Identify and reproduce every line holding the string "Maya".

---------------

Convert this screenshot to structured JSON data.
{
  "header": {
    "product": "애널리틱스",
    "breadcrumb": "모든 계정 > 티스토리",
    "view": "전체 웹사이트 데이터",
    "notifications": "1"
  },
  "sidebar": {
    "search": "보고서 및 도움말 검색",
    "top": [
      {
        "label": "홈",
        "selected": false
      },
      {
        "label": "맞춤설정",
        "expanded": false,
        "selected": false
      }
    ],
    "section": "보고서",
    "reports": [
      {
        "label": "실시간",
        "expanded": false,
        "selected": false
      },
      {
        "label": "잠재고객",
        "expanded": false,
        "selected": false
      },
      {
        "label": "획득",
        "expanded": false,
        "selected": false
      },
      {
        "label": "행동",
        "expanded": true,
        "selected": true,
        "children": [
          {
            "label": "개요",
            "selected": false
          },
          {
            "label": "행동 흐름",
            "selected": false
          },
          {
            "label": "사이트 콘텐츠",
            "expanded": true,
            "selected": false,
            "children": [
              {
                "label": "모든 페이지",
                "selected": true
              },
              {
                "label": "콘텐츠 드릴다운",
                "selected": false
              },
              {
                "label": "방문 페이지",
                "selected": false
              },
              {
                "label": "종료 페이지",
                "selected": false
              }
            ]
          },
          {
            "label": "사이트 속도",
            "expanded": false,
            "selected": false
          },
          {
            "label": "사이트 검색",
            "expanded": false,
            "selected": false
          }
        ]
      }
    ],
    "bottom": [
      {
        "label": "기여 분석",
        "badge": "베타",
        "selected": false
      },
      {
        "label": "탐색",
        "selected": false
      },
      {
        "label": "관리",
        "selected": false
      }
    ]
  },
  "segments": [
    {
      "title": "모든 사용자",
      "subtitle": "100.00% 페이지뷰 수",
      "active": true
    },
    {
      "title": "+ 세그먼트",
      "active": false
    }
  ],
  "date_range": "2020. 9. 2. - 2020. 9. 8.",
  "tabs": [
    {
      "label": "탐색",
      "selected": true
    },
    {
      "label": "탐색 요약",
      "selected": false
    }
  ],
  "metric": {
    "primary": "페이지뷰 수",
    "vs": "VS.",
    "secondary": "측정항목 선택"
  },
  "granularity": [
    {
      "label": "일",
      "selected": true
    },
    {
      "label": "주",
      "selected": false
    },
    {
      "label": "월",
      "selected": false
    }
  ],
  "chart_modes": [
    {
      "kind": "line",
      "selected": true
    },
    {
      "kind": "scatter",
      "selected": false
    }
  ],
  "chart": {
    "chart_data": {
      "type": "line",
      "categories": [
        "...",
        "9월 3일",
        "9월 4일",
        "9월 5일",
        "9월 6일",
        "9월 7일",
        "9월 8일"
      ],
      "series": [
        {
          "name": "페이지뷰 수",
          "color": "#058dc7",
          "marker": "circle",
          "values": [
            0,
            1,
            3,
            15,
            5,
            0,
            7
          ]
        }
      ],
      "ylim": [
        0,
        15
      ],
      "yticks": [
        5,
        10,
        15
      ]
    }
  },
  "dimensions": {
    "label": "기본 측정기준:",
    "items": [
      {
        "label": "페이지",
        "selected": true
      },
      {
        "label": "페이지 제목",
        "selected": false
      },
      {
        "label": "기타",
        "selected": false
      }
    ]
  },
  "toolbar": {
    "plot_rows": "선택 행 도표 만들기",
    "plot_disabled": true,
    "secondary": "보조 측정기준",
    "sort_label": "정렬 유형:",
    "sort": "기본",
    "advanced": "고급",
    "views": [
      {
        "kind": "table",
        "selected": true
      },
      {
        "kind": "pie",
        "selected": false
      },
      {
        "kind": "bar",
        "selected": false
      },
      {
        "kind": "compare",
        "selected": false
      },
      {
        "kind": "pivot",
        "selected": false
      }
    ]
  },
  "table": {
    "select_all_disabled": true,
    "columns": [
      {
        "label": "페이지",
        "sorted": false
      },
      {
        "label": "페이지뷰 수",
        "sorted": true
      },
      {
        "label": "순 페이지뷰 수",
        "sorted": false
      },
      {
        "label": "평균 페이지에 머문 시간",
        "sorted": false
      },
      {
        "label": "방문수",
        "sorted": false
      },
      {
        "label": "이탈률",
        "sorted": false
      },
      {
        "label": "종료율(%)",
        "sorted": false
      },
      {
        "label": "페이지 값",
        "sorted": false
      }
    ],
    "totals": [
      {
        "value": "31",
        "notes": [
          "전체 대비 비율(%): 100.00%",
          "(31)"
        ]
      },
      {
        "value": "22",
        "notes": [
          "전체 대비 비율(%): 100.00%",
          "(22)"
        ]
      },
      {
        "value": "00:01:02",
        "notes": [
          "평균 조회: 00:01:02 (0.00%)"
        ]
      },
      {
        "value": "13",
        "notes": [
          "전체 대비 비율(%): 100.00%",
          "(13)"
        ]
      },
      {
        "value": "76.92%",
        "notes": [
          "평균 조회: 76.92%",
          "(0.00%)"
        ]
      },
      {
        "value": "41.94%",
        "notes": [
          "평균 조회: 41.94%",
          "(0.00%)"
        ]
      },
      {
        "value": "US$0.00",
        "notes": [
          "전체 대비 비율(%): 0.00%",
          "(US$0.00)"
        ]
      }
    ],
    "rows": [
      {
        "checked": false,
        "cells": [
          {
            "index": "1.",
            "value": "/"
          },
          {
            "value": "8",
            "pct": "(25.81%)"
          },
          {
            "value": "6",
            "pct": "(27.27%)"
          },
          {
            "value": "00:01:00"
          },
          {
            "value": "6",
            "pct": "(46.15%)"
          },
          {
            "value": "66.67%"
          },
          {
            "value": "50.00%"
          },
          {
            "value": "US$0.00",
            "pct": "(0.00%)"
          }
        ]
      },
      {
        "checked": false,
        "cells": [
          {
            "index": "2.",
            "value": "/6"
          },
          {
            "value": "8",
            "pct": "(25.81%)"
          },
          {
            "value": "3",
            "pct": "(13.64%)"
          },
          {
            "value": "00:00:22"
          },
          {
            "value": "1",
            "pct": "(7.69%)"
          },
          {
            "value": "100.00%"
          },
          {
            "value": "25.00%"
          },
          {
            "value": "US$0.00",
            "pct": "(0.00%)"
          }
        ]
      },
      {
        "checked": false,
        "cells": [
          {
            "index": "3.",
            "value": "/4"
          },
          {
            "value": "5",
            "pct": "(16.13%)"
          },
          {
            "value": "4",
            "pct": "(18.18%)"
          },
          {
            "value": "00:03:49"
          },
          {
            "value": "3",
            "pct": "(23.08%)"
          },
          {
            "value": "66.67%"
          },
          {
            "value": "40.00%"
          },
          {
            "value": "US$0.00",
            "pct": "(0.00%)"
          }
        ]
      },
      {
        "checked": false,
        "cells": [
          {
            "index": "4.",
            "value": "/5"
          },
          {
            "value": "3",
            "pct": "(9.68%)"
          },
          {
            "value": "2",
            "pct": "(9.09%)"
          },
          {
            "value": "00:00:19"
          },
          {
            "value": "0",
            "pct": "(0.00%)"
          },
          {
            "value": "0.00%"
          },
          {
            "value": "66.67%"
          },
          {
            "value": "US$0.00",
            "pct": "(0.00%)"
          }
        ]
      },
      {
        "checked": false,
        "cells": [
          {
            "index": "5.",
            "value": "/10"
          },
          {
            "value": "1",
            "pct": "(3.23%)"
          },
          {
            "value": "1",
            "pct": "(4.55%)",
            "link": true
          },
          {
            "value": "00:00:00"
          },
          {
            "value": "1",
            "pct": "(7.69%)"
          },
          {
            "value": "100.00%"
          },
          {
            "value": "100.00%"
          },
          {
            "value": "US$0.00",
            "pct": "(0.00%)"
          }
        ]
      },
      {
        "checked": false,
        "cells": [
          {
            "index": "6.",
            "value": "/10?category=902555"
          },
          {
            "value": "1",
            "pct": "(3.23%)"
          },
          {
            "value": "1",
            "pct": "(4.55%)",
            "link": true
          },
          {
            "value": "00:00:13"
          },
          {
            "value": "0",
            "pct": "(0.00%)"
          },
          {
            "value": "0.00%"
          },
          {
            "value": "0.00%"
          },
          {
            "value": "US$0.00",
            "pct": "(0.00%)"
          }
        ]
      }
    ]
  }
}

---------------

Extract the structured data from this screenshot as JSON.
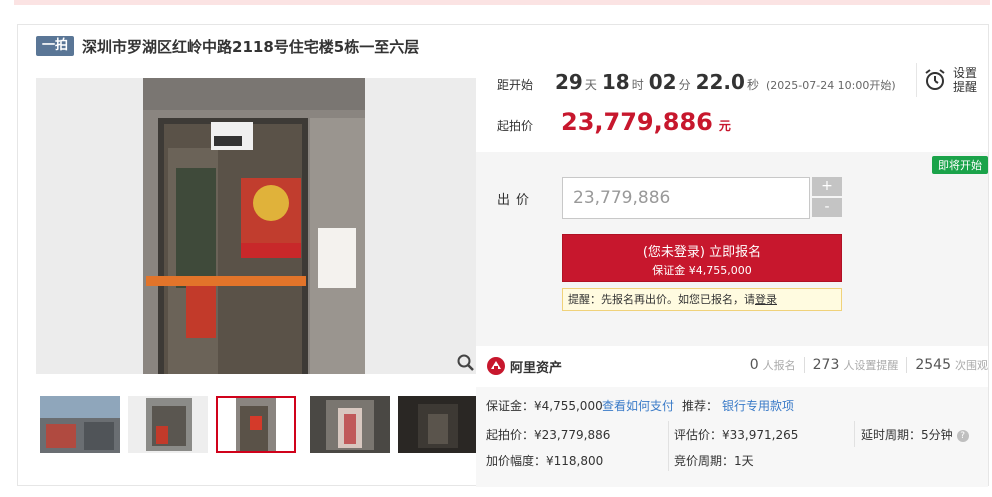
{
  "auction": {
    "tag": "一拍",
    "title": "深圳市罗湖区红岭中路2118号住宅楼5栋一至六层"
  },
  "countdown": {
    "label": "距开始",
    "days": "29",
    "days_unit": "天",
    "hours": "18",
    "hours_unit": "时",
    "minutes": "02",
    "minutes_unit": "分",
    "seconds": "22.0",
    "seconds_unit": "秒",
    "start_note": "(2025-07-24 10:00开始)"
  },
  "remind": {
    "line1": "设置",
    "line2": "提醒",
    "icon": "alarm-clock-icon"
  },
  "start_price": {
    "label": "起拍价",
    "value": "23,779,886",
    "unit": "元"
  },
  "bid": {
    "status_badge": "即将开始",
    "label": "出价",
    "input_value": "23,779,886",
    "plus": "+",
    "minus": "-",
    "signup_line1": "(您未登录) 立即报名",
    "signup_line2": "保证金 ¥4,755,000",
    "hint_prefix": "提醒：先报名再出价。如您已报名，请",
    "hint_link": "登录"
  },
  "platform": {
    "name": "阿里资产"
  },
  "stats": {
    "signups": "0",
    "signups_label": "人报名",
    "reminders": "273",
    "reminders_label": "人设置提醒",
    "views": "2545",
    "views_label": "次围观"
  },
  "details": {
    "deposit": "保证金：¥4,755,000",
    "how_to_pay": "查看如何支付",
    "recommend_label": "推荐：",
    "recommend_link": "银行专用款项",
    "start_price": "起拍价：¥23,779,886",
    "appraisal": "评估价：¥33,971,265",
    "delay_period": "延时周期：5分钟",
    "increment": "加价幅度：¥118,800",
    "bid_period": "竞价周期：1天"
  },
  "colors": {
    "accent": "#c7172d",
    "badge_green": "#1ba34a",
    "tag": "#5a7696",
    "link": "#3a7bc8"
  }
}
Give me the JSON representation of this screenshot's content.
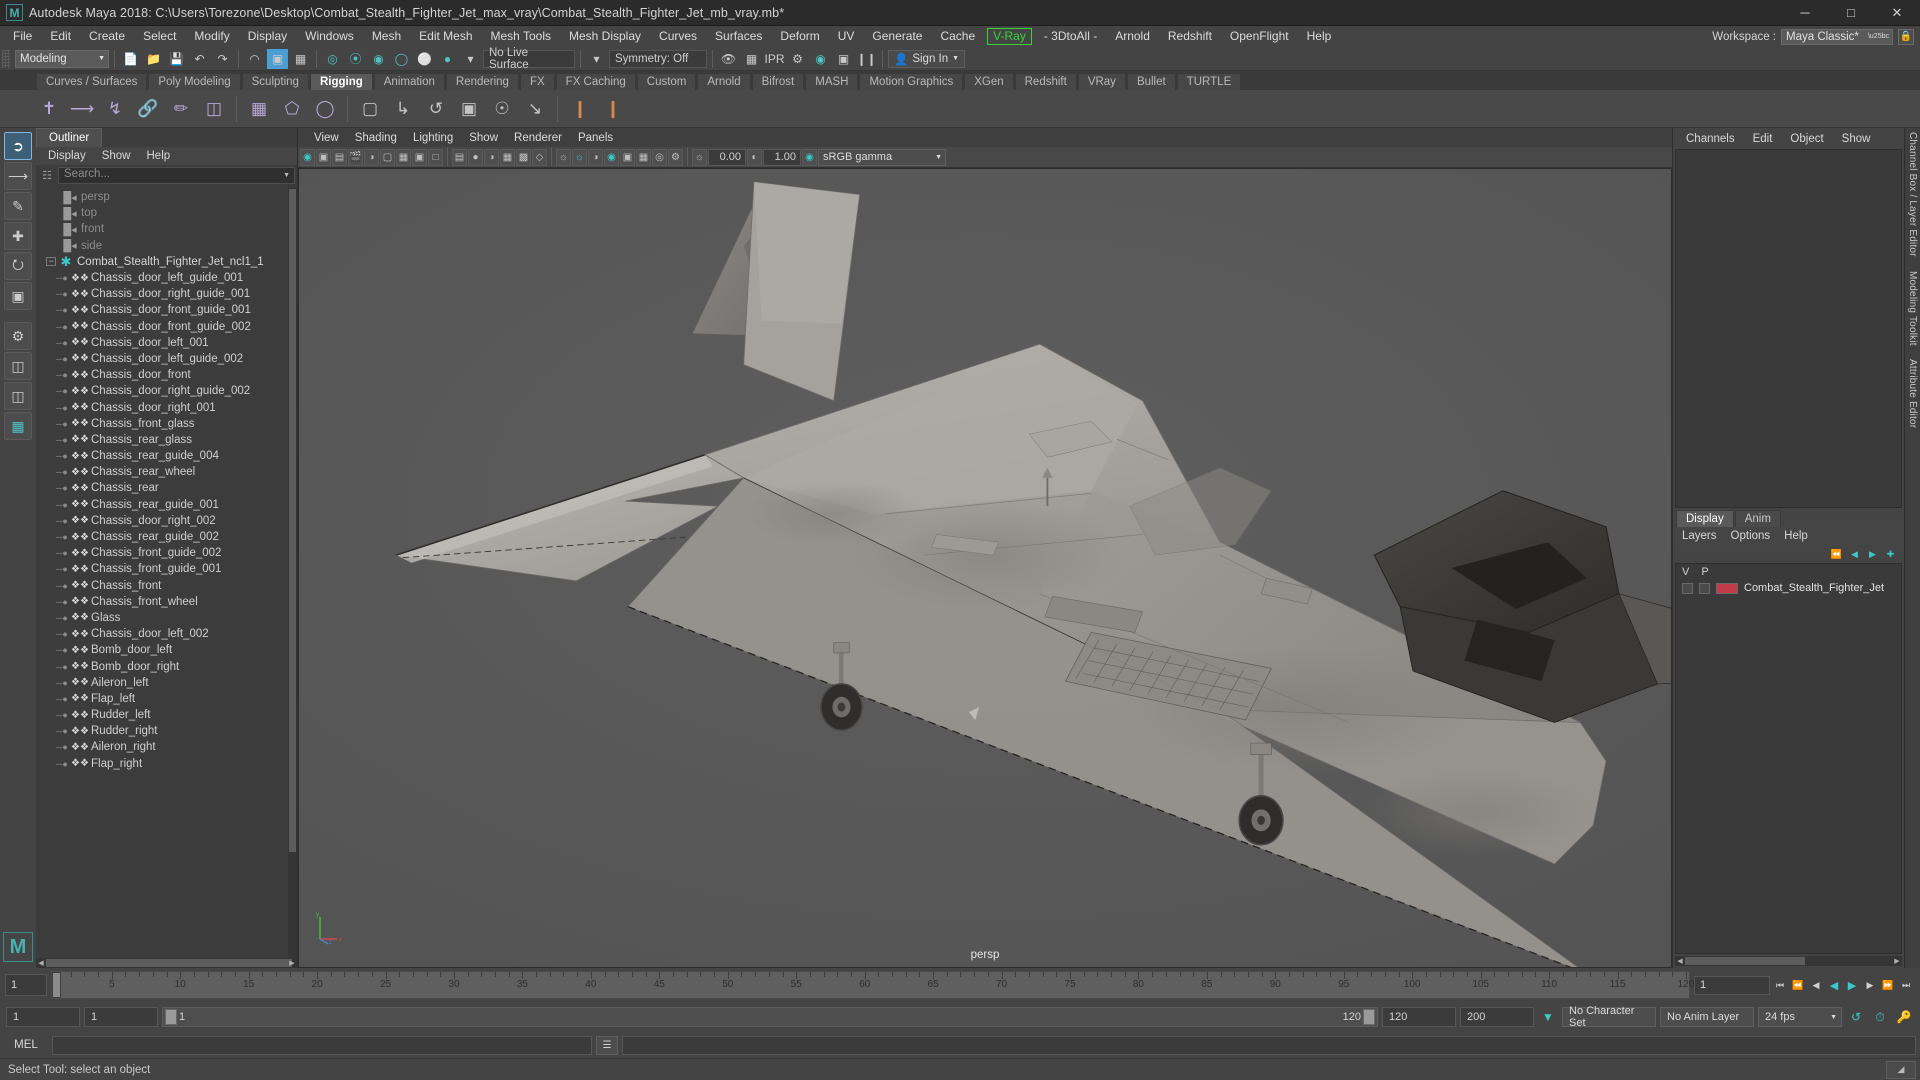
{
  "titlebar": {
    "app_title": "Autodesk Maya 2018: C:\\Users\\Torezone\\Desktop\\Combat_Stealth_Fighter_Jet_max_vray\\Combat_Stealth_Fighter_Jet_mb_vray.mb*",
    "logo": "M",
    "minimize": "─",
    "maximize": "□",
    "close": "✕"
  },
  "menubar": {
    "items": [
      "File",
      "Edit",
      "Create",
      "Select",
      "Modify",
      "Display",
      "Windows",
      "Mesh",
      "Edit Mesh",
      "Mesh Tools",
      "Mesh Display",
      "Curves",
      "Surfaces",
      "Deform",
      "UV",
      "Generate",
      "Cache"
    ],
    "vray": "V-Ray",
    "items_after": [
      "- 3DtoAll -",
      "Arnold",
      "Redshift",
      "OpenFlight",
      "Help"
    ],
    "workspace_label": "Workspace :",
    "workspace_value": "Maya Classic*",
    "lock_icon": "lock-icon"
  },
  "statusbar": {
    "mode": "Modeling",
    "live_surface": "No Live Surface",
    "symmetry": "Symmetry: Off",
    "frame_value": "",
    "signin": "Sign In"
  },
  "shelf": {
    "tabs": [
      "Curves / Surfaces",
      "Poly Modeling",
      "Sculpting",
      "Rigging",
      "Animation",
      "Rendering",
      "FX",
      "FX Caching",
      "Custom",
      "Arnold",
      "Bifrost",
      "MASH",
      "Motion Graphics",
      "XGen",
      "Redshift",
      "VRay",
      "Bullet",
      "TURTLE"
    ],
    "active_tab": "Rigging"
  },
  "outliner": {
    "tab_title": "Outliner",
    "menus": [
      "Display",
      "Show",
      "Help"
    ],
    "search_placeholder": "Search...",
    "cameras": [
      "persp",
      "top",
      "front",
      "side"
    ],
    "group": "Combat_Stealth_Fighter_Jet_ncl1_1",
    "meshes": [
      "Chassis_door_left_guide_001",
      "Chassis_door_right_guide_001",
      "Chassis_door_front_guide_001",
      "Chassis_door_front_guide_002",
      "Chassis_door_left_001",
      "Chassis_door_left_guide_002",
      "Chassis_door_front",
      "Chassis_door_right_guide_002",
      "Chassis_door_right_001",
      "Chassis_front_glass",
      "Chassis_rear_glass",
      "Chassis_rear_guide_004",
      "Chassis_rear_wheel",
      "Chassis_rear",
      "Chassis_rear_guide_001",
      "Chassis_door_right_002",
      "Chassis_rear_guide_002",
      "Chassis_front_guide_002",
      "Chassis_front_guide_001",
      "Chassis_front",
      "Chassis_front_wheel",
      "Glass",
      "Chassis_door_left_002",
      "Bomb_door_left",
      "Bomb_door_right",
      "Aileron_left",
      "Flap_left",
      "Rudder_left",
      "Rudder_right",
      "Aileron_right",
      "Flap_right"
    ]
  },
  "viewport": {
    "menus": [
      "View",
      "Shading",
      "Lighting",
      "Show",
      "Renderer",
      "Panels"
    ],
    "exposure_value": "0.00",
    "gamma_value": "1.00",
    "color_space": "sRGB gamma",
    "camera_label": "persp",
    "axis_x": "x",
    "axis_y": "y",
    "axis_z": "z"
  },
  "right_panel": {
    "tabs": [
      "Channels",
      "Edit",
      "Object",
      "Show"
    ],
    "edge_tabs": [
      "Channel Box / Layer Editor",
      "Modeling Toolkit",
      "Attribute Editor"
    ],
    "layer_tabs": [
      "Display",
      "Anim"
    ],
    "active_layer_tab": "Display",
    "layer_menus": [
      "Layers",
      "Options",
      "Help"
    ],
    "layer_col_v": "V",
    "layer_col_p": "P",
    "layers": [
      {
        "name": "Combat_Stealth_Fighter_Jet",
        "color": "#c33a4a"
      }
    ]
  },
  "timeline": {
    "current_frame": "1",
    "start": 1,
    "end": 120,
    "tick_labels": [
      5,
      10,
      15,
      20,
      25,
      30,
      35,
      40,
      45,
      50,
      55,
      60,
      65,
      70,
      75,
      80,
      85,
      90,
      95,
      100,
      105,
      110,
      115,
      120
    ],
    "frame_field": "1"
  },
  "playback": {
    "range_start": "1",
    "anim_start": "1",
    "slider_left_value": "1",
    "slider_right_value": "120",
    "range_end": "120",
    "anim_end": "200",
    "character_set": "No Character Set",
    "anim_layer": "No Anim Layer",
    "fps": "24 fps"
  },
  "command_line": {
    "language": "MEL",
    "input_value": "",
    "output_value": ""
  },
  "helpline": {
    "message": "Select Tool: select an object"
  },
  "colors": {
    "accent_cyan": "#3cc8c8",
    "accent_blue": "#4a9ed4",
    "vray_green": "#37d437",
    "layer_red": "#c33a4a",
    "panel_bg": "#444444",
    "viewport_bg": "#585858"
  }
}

---------------

WRITTEN ANSWER:
    "app_title": "Autodesk Maya 2018: C:\\Users\\Torezone\\Desktop\\Combat_Stealth_Fighter_Jet_max_vray\\Combat_Stealth_Fighter_Jet_mb_vray.mb*",
    "workspace_value": "Maya Classic*",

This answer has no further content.